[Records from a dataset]
────────────────────

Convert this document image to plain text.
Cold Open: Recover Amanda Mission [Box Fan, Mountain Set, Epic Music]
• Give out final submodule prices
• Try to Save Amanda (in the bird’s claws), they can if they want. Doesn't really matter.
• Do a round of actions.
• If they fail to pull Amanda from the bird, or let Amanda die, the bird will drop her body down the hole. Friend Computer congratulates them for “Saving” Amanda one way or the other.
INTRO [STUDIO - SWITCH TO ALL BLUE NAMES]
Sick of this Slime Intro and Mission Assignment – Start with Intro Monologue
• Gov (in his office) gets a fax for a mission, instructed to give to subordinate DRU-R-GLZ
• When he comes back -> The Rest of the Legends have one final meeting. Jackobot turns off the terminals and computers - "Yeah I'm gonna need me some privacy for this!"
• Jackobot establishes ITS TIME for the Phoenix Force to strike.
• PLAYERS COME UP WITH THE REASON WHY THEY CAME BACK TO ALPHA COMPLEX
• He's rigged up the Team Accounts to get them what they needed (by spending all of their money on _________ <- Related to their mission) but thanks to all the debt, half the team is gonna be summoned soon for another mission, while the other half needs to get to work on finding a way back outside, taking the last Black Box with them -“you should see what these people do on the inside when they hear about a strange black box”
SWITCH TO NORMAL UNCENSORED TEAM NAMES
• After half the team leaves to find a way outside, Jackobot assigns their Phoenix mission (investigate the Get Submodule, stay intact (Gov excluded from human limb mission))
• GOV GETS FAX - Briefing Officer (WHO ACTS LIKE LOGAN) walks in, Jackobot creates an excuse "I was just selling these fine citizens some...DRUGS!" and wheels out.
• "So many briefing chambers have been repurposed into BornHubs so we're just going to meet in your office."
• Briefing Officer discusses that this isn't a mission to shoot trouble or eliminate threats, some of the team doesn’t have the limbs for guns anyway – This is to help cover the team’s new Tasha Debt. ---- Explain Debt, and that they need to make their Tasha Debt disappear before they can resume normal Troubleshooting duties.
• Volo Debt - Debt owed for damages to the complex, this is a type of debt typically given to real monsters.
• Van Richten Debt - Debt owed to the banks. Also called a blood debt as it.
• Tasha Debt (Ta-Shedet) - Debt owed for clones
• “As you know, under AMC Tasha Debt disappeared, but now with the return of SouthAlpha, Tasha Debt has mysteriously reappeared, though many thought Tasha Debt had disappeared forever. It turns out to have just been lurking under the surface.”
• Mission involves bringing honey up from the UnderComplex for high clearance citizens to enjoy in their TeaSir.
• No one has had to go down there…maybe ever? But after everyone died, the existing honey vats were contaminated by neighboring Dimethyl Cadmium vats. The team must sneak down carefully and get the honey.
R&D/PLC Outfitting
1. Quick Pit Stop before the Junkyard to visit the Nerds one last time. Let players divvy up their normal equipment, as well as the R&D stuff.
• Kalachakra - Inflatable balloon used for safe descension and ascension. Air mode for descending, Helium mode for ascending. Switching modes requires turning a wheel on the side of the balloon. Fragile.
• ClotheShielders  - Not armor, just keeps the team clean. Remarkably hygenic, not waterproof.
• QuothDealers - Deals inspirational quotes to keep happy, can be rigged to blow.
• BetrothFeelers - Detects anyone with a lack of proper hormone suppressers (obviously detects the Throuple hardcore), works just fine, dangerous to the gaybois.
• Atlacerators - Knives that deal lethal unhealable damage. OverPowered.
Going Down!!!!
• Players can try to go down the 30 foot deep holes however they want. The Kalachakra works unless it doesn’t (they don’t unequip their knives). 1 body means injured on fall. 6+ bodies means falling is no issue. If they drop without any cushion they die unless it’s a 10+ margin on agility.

────────────────────

**EXERCISE TASK:** Please return the data above exactly as given.

**WORKED SOLUTION:**
Convert this document image to plain text.
Cold Open: Recover Amanda Mission [Box Fan, Mountain Set, Epic Music]
• Give out final submodule prices
• Try to Save Amanda (in the bird’s claws), they can if they want. Doesn't really matter.
• Do a round of actions.
• If they fail to pull Amanda from the bird, or let Amanda die, the bird will drop her body down the hole. Friend Computer congratulates them for “Saving” Amanda one way or the other.
INTRO [STUDIO - SWITCH TO ALL BLUE NAMES]
Sick of this Slime Intro and Mission Assignment – Start with Intro Monologue
• Gov (in his office) gets a fax for a mission, instructed to give to subordinate DRU-R-GLZ
• When he comes back -> The Rest of the Legends have one final meeting. Jackobot turns off the terminals and computers - "Yeah I'm gonna need me some privacy for this!"
• Jackobot establishes ITS TIME for the Phoenix Force to strike.
• PLAYERS COME UP WITH THE REASON WHY THEY CAME BACK TO ALPHA COMPLEX
• He's rigged up the Team Accounts to get them what they needed (by spending all of their money on _________ <- Related to their mission) but thanks to all the debt, half the team is gonna be summoned soon for another mission, while the other half needs to get to work on finding a way back outside, taking the last Black Box with them -“you should see what these people do on the inside when they hear about a strange black box”
SWITCH TO NORMAL UNCENSORED TEAM NAMES
• After half the team leaves to find a way outside, Jackobot assigns their Phoenix mission (investigate the Get Submodule, stay intact (Gov excluded from human limb mission))
• GOV GETS FAX - Briefing Officer (WHO ACTS LIKE LOGAN) walks in, Jackobot creates an excuse "I was just selling these fine citizens some...DRUGS!" and wheels out.
• "So many briefing chambers have been repurposed into BornHubs so we're just going to meet in your office."
• Briefing Officer discusses that this isn't a mission to shoot trouble or eliminate threats, some of the team doesn’t have the limbs for guns anyway – This is to help cover the team’s new Tasha Debt. ---- Explain Debt, and that they need to make their Tasha Debt disappear before they can resume normal Troubleshooting duties.
• Volo Debt - Debt owed for damages to the complex, this is a type of debt typically given to real monsters.
• Van Richten Debt - Debt owed to the banks. Also called a blood debt as it.
• Tasha Debt (Ta-Shedet) - Debt owed for clones
• “As you know, under AMC Tasha Debt disappeared, but now with the return of SouthAlpha, Tasha Debt has mysteriously reappeared, though many thought Tasha Debt had disappeared forever. It turns out to have just been lurking under the surface.”
• Mission involves bringing honey up from the UnderComplex for high clearance citizens to enjoy in their TeaSir.
• No one has had to go down there…maybe ever? But after everyone died, the existing honey vats were contaminated by neighboring Dimethyl Cadmium vats. The team must sneak down carefully and get the honey.
R&D/PLC Outfitting
1. Quick Pit Stop before the Junkyard to visit the Nerds one last time. Let players divvy up their normal equipment, as well as the R&D stuff.
• Kalachakra - Inflatable balloon used for safe descension and ascension. Air mode for descending, Helium mode for ascending. Switching modes requires turning a wheel on the side of the balloon. Fragile.
• ClotheShielders  - Not armor, just keeps the team clean. Remarkably hygenic, not waterproof.
• QuothDealers - Deals inspirational quotes to keep happy, can be rigged to blow.
• BetrothFeelers - Detects anyone with a lack of proper hormone suppressers (obviously detects the Throuple hardcore), works just fine, dangerous to the gaybois.
• Atlacerators - Knives that deal lethal unhealable damage. OverPowered.
Going Down!!!!
• Players can try to go down the 30 foot deep holes however they want. The Kalachakra works unless it doesn’t (they don’t unequip their knives). 1 body means injured on fall. 6+ bodies means falling is no issue. If they drop without any cushion they die unless it’s a 10+ margin on agility.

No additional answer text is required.